▸ **Given problem**: Look through the records and report how many lines include the word "name", with no other words.

— Begin Record list —

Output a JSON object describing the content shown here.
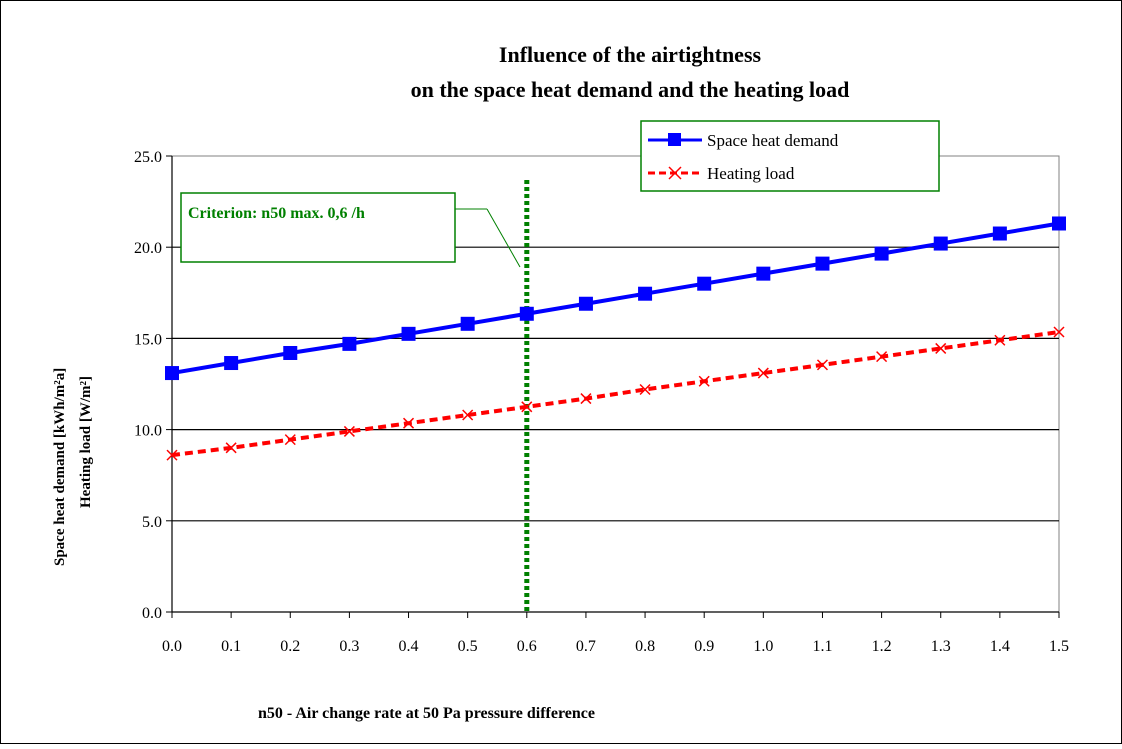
{
  "chart_data": {
    "type": "line",
    "title": "Influence of the airtightness",
    "subtitle": "on the space heat demand and the heating load",
    "xlabel": "n50 - Air change rate at 50 Pa pressure difference",
    "ylabel_left": "Space heat demand [kWh/m²a]",
    "ylabel_right": "Heating load [W/m²]",
    "x": [
      0.0,
      0.1,
      0.2,
      0.3,
      0.4,
      0.5,
      0.6,
      0.7,
      0.8,
      0.9,
      1.0,
      1.1,
      1.2,
      1.3,
      1.4,
      1.5
    ],
    "x_tick_labels": [
      "0.0",
      "0.1",
      "0.2",
      "0.3",
      "0.4",
      "0.5",
      "0.6",
      "0.7",
      "0.8",
      "0.9",
      "1.0",
      "1.1",
      "1.2",
      "1.3",
      "1.4",
      "1.5"
    ],
    "xlim": [
      0.0,
      1.5
    ],
    "ylim": [
      0,
      25
    ],
    "y_ticks": [
      0,
      5,
      10,
      15,
      20,
      25
    ],
    "y_tick_labels": [
      "0.0",
      "5.0",
      "10.0",
      "15.0",
      "20.0",
      "25.0"
    ],
    "grid": "horizontal",
    "legend_position": "top-right",
    "series": [
      {
        "name": "Space heat demand",
        "color": "#0000FF",
        "marker": "square",
        "line_style": "solid",
        "values": [
          13.1,
          13.65,
          14.2,
          14.7,
          15.25,
          15.8,
          16.35,
          16.9,
          17.45,
          18.0,
          18.55,
          19.1,
          19.65,
          20.2,
          20.75,
          21.3
        ]
      },
      {
        "name": "Heating load",
        "color": "#FF0000",
        "marker": "x",
        "line_style": "dashed",
        "values": [
          8.6,
          9.0,
          9.45,
          9.9,
          10.35,
          10.8,
          11.25,
          11.7,
          12.2,
          12.65,
          13.1,
          13.55,
          14.0,
          14.45,
          14.9,
          15.35
        ]
      }
    ],
    "reference_line": {
      "x": 0.6,
      "color": "#008000",
      "style": "dotted",
      "label": "Criterion: n50 max. 0,6 /h"
    }
  }
}
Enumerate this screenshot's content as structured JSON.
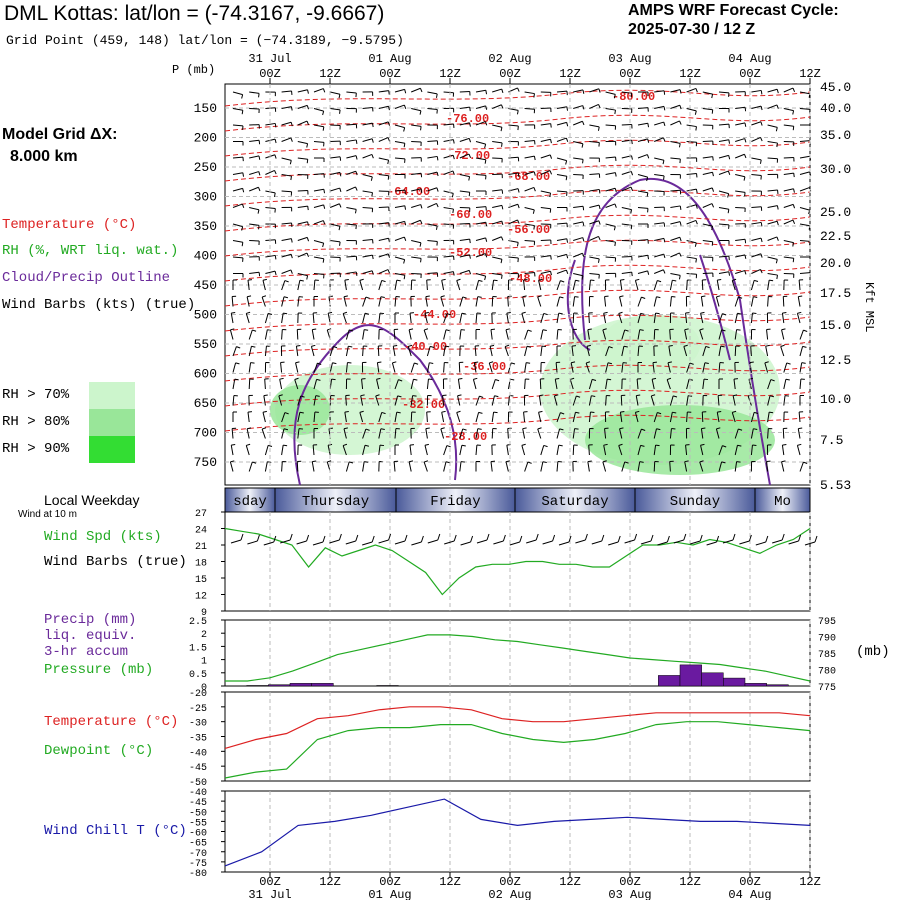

— End Record list —

▸ **Result of the task**: 2